WRITTEN INSTRUCTION
Write out the data below exactly as given, without any of its pictures.

Items from a data source:

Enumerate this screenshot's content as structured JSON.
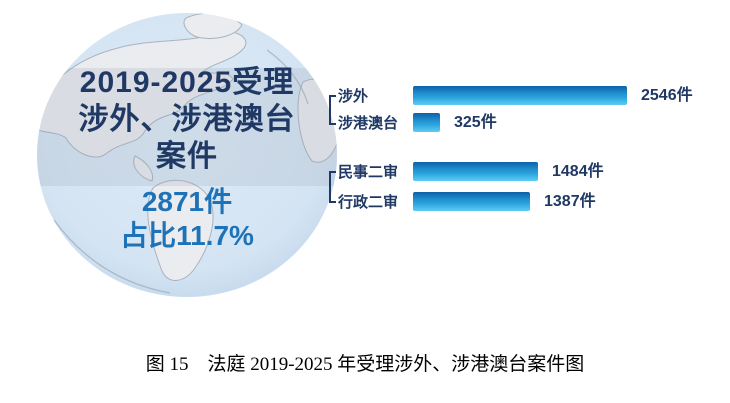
{
  "figure": {
    "globe": {
      "title_line1": "2019-2025受理",
      "title_line2": "涉外、涉港澳台",
      "title_line3": "案件",
      "total_label": "2871件",
      "share_label": "占比11.7%"
    },
    "caption": "图 15　法庭 2019-2025 年受理涉外、涉港澳台案件图"
  },
  "chart_data": {
    "type": "bar",
    "orientation": "horizontal",
    "title": "2019-2025受理涉外、涉港澳台案件",
    "unit": "件",
    "categories": [
      "涉外",
      "涉港澳台",
      "民事二审",
      "行政二审"
    ],
    "values": [
      2546,
      325,
      1484,
      1387
    ],
    "value_labels": [
      "2546件",
      "325件",
      "1484件",
      "1387件"
    ],
    "groups": [
      [
        0,
        1
      ],
      [
        2,
        3
      ]
    ],
    "xlim": [
      0,
      2546
    ],
    "grid": false,
    "legend": false,
    "total_cases": 2871,
    "share_percent": 11.7
  },
  "colors": {
    "bar_gradient_top": "#0f5fa8",
    "bar_gradient_mid": "#2aa2dd",
    "bar_gradient_bottom": "#5fcdf3",
    "label_navy": "#1f3864",
    "number_blue": "#1e73b8",
    "globe_fill": "#d4e4f3",
    "continent_gray": "#eaecef"
  }
}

WRITTEN ANSWER
Enumerate this screenshot's content as structured JSON.
{
  "figure": {
    "globe": {
      "title_line1": "2019-2025受理",
      "title_line2": "涉外、涉港澳台",
      "title_line3": "案件",
      "total_label": "2871件",
      "share_label": "占比11.7%"
    },
    "caption": "图 15　法庭 2019-2025 年受理涉外、涉港澳台案件图"
  },
  "chart_data": {
    "type": "bar",
    "orientation": "horizontal",
    "title": "2019-2025受理涉外、涉港澳台案件",
    "unit": "件",
    "categories": [
      "涉外",
      "涉港澳台",
      "民事二审",
      "行政二审"
    ],
    "values": [
      2546,
      325,
      1484,
      1387
    ],
    "value_labels": [
      "2546件",
      "325件",
      "1484件",
      "1387件"
    ],
    "groups": [
      [
        0,
        1
      ],
      [
        2,
        3
      ]
    ],
    "xlim": [
      0,
      2546
    ],
    "grid": false,
    "legend": false,
    "total_cases": 2871,
    "share_percent": 11.7
  },
  "colors": {
    "bar_gradient_top": "#0f5fa8",
    "bar_gradient_mid": "#2aa2dd",
    "bar_gradient_bottom": "#5fcdf3",
    "label_navy": "#1f3864",
    "number_blue": "#1e73b8",
    "globe_fill": "#d4e4f3",
    "continent_gray": "#eaecef"
  }
}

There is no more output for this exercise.